= What you have to do =
Look through the lines below and extract any with the word "developed".

= Supplied information =
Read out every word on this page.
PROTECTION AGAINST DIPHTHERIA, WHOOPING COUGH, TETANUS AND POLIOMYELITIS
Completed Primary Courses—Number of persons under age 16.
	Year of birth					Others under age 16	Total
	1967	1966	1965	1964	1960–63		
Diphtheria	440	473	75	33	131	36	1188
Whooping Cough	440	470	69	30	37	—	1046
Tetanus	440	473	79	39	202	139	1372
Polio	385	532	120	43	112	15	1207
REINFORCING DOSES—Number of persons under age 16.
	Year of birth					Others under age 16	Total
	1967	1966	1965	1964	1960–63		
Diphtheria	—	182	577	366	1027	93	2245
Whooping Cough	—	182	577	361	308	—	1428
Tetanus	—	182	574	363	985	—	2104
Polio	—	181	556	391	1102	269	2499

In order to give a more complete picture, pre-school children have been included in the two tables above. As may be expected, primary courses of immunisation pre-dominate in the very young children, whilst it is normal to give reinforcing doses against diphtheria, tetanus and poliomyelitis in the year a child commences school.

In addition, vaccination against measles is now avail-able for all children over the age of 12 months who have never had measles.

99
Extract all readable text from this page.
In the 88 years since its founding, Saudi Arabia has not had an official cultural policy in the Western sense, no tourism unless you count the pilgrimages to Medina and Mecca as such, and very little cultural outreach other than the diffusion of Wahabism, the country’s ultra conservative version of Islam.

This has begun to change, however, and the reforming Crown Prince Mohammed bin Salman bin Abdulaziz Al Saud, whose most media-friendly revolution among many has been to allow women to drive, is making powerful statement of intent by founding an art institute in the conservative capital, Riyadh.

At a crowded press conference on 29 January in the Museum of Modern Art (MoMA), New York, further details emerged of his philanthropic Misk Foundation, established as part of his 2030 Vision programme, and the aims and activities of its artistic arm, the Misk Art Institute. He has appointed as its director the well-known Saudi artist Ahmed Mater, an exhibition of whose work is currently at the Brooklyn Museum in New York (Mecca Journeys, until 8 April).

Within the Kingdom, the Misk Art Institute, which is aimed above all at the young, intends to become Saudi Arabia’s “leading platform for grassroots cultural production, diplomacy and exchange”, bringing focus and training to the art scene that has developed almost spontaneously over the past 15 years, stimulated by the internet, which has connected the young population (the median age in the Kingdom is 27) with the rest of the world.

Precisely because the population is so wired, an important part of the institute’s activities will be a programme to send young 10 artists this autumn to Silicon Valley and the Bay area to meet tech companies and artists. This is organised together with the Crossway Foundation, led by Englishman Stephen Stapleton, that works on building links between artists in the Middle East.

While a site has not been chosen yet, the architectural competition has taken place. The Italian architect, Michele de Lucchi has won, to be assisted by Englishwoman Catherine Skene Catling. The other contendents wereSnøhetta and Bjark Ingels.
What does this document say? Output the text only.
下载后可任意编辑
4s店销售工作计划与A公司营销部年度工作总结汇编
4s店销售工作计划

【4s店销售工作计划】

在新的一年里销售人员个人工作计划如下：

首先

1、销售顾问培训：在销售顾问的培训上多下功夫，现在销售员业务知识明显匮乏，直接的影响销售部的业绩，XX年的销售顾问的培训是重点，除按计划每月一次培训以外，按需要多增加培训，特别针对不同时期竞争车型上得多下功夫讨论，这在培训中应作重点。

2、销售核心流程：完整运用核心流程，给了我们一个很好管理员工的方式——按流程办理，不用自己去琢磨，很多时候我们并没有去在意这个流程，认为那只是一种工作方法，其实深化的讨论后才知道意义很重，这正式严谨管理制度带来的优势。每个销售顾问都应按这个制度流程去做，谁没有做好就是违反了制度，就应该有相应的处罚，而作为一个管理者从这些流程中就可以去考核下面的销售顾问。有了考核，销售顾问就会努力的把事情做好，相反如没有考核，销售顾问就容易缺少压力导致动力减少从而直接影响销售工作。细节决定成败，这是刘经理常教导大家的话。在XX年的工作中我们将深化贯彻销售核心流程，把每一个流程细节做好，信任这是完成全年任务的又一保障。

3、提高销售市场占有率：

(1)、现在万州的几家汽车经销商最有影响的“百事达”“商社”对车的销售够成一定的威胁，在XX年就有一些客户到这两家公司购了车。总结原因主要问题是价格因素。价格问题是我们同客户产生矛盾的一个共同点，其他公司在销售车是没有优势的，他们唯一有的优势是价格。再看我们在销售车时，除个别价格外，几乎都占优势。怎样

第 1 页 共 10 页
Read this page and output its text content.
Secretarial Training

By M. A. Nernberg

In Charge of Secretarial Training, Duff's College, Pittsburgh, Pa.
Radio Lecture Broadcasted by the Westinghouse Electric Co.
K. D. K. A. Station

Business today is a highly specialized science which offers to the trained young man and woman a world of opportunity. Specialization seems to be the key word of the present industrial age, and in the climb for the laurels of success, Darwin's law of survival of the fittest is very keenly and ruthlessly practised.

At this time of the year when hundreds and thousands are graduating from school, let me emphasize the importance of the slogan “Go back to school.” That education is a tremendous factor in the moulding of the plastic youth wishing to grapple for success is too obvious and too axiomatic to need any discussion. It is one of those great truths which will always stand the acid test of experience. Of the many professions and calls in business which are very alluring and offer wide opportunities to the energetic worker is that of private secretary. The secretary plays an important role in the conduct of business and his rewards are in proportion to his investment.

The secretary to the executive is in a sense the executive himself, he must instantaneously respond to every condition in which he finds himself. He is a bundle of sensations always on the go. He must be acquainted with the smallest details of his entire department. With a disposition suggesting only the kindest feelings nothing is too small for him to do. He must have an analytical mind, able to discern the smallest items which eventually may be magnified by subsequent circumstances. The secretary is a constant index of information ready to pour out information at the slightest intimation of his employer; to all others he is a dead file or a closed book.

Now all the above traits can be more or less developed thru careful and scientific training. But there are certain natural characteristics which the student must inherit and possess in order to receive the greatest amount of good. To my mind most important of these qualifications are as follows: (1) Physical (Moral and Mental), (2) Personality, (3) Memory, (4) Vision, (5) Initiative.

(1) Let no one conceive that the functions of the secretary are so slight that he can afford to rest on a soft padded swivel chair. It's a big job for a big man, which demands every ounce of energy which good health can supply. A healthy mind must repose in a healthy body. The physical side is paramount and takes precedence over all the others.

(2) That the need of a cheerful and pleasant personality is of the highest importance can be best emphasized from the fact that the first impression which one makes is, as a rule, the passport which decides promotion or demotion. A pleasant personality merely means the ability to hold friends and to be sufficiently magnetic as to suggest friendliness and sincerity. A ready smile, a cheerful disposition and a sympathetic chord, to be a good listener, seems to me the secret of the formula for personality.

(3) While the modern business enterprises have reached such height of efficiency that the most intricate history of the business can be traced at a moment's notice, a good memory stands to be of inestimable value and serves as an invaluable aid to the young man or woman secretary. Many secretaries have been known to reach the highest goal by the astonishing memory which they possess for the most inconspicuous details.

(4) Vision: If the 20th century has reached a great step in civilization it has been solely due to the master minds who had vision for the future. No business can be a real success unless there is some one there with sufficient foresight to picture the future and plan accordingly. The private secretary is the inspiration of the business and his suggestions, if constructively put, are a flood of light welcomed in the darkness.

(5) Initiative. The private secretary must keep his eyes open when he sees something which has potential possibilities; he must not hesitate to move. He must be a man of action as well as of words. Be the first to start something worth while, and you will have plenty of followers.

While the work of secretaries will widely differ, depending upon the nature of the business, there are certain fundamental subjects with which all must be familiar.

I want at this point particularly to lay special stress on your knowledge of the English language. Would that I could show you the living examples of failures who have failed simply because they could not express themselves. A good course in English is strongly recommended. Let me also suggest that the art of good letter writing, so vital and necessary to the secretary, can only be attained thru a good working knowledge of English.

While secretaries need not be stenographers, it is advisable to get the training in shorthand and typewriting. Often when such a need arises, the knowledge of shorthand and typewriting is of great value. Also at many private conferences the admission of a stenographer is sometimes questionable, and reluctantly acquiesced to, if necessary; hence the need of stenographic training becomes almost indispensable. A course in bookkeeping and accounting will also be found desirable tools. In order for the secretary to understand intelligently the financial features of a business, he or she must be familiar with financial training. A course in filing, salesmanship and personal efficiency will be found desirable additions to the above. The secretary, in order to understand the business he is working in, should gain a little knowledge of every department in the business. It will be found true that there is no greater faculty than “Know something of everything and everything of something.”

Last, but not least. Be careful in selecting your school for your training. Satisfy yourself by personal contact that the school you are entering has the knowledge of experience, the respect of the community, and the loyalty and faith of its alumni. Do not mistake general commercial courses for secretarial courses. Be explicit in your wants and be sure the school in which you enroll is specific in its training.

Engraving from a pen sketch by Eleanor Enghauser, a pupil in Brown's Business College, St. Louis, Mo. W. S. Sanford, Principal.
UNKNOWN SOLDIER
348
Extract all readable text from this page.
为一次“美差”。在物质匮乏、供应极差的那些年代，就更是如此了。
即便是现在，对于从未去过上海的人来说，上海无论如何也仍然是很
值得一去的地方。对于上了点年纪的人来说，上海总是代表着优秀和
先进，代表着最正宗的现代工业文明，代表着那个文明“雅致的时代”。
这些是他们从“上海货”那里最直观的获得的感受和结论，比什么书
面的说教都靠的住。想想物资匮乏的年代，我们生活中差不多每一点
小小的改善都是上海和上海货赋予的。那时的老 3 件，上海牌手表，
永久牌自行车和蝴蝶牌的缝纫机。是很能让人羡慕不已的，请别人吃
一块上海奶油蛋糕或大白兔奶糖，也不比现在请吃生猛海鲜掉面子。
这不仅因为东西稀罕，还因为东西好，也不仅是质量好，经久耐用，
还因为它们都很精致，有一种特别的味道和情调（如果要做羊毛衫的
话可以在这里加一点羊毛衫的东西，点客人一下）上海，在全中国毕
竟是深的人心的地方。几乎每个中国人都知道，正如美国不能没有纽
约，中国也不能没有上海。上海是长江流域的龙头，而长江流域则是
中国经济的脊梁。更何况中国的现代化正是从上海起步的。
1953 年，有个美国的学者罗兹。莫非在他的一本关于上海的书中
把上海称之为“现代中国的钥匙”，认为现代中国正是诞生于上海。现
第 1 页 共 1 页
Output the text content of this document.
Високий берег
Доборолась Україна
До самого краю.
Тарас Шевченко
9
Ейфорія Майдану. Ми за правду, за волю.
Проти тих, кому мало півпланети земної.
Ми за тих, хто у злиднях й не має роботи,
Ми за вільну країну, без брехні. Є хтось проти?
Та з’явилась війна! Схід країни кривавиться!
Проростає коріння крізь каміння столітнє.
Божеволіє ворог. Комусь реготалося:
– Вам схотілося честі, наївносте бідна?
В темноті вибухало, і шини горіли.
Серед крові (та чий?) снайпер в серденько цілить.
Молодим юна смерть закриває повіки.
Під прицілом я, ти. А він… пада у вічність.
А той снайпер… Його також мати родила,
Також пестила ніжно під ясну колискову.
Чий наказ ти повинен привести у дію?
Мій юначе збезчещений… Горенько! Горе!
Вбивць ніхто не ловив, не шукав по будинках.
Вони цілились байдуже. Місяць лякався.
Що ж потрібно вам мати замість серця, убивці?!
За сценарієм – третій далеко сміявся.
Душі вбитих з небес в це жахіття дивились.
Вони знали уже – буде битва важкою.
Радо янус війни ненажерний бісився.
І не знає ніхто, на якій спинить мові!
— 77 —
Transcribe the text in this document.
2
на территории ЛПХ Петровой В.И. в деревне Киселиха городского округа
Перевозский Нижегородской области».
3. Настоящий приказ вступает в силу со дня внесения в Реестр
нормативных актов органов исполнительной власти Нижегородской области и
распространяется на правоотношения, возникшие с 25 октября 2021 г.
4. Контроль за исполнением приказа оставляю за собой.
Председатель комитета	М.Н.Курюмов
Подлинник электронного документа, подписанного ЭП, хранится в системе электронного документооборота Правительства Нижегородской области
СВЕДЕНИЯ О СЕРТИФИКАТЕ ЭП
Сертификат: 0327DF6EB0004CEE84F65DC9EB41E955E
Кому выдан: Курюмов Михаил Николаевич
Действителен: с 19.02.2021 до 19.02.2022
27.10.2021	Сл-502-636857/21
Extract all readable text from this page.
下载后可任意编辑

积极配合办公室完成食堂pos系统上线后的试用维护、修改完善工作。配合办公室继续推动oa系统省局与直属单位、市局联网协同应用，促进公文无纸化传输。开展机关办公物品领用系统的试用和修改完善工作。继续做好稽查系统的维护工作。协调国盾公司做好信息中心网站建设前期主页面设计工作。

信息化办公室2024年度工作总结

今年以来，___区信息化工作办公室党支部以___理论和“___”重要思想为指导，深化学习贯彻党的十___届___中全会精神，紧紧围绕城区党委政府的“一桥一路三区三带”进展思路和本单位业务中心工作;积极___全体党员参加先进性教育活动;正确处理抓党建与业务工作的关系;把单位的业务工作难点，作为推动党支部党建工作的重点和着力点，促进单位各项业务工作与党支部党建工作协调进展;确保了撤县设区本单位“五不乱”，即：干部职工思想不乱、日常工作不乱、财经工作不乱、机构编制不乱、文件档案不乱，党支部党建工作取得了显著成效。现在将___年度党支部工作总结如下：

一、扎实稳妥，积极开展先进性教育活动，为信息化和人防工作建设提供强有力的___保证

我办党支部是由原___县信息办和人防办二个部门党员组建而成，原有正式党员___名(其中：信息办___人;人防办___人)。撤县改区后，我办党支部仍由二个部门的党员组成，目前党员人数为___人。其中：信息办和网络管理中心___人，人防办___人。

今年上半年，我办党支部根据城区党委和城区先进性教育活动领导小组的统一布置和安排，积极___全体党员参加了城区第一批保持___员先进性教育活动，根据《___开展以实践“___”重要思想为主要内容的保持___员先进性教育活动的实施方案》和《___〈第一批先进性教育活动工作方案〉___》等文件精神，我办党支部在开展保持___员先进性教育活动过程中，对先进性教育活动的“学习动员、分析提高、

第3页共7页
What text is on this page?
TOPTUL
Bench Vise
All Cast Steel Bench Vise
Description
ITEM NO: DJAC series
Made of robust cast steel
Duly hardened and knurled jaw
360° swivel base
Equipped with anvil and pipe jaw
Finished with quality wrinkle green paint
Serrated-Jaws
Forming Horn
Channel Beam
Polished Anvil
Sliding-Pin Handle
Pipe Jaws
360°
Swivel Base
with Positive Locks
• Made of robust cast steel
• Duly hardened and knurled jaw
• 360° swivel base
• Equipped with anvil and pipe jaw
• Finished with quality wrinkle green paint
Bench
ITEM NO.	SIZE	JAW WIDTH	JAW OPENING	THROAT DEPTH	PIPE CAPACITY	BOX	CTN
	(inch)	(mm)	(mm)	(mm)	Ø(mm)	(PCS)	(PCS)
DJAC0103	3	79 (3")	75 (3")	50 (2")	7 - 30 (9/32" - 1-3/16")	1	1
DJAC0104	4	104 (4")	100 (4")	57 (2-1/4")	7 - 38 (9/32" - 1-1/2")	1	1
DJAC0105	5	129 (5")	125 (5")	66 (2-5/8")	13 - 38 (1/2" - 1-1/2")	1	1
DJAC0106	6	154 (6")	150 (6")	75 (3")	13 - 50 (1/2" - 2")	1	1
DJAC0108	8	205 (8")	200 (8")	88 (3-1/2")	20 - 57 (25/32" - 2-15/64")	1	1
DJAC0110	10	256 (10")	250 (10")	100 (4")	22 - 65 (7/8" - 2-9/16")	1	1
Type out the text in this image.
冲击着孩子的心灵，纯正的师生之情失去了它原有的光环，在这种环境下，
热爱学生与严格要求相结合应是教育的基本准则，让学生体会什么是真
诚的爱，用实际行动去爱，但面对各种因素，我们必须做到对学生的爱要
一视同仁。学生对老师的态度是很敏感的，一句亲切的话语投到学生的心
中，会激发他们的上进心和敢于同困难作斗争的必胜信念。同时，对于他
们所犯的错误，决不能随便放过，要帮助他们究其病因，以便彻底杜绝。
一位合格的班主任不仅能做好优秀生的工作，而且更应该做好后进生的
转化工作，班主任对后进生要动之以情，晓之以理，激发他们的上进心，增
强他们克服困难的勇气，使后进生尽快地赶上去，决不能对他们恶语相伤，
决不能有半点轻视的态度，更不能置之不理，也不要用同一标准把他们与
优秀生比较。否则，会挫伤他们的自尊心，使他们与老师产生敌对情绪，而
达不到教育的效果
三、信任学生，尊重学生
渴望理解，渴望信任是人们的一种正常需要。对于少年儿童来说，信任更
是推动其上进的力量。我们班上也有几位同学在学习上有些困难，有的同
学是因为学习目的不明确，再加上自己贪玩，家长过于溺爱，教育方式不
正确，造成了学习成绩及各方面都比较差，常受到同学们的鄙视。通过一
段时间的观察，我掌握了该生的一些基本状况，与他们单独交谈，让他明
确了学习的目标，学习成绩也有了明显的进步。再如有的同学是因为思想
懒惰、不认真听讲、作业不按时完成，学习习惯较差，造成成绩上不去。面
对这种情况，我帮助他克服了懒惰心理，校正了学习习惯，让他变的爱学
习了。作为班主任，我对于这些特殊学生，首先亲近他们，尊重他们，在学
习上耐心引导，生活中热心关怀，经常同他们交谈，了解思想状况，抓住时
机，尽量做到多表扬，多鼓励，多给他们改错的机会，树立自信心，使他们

= Answer to this task =
Within the Kingdom, the Misk Art Institute, which is aimed above all at the young, intends to become Saudi Arabia’s “leading platform for grassroots cultural production, diplomacy and exchange”, bringing focus and training to the art scene that has developed almost spontaneously over the past 15 years, stimulated by the internet, which has connected the young population (the median age in the Kingdom is 27) with the rest of the world.
Now all the above traits can be more or less developed thru careful and scientific training. But there are certain natural characteristics which the student must inherit and possess in order to receive the greatest amount of good. To my mind most important of these qualifications are as follows: (1) Physical (Moral and Mental), (2) Personality, (3) Memory, (4) Vision, (5) Initiative.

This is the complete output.